* **Written instruction**: Locate and copy each line in the data that contains the word "高分十号".

* **Records supplied**:
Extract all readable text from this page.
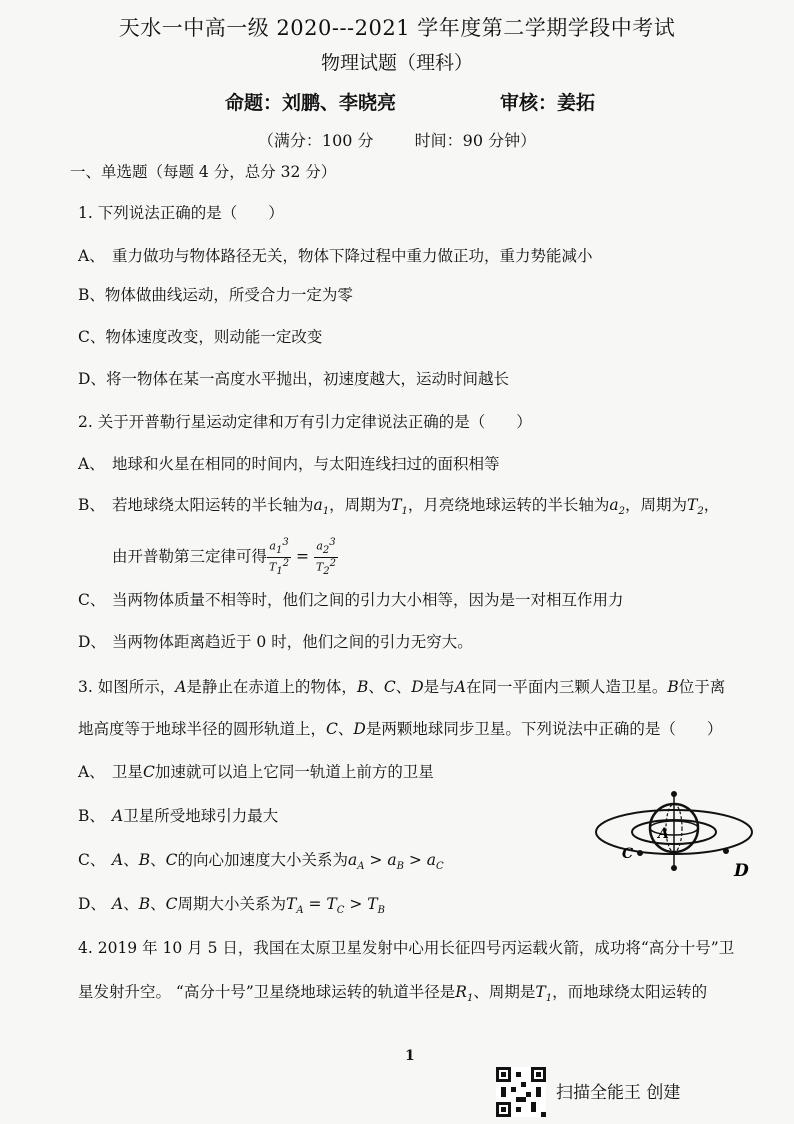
天水一中高一级 2020---2021 学年度第二学期学段中考试
物理试题（理科）
命题：刘鹏、李晓亮	审核：姜拓
（满分：100 分	时间：90 分钟）
一、单选题（每题 4 分，总分 32 分）
1. 下列说法正确的是（　　）
A、 重力做功与物体路径无关，物体下降过程中重力做正功，重力势能减小
B、物体做曲线运动，所受合力一定为零
C、物体速度改变，则动能一定改变
D、将一物体在某一高度水平抛出，初速度越大，运动时间越长
2. 关于开普勒行星运动定律和万有引力定律说法正确的是（　　）
A、 地球和火星在相同的时间内，与太阳连线扫过的面积相等
B、 若地球绕太阳运转的半长轴为$a_1$，周期为$T_1$，月亮绕地球运转的半长轴为$a_2$，周期为$T_2$，
由开普勒第三定律可得 $\frac{a_1^3}{T_1^2} = \frac{a_2^3}{T_2^2}$
C、 当两物体质量不相等时，他们之间的引力大小相等，因为是一对相互作用力
D、 当两物体距离趋近于 0 时，他们之间的引力无穷大。
3. 如图所示，A是静止在赤道上的物体，B、C、D是与A在同一平面内三颗人造卫星。B位于离
地高度等于地球半径的圆形轨道上，C、D是两颗地球同步卫星。下列说法中正确的是（　　）
A、 卫星C加速就可以追上它同一轨道上前方的卫星
B、 A卫星所受地球引力最大
C、 A、B、C的向心加速度大小关系为$a_A > a_B > a_C$
D、 A、B、C周期大小关系为$T_A = T_C > T_B$
A
C
D
4. 2019 年 10 月 5 日，我国在太原卫星发射中心用长征四号丙运载火箭，成功将“高分十号”卫
星发射升空。 “高分十号”卫星绕地球运转的轨道半径是$R_1$、周期是$T_1$，而地球绕太阳运转的
1
扫描全能王 创建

* **Written answer**:
4. 2019 年 10 月 5 日，我国在太原卫星发射中心用长征四号丙运载火箭，成功将“高分十号”卫
星发射升空。 “高分十号”卫星绕地球运转的轨道半径是$R_1$、周期是$T_1$，而地球绕太阳运转的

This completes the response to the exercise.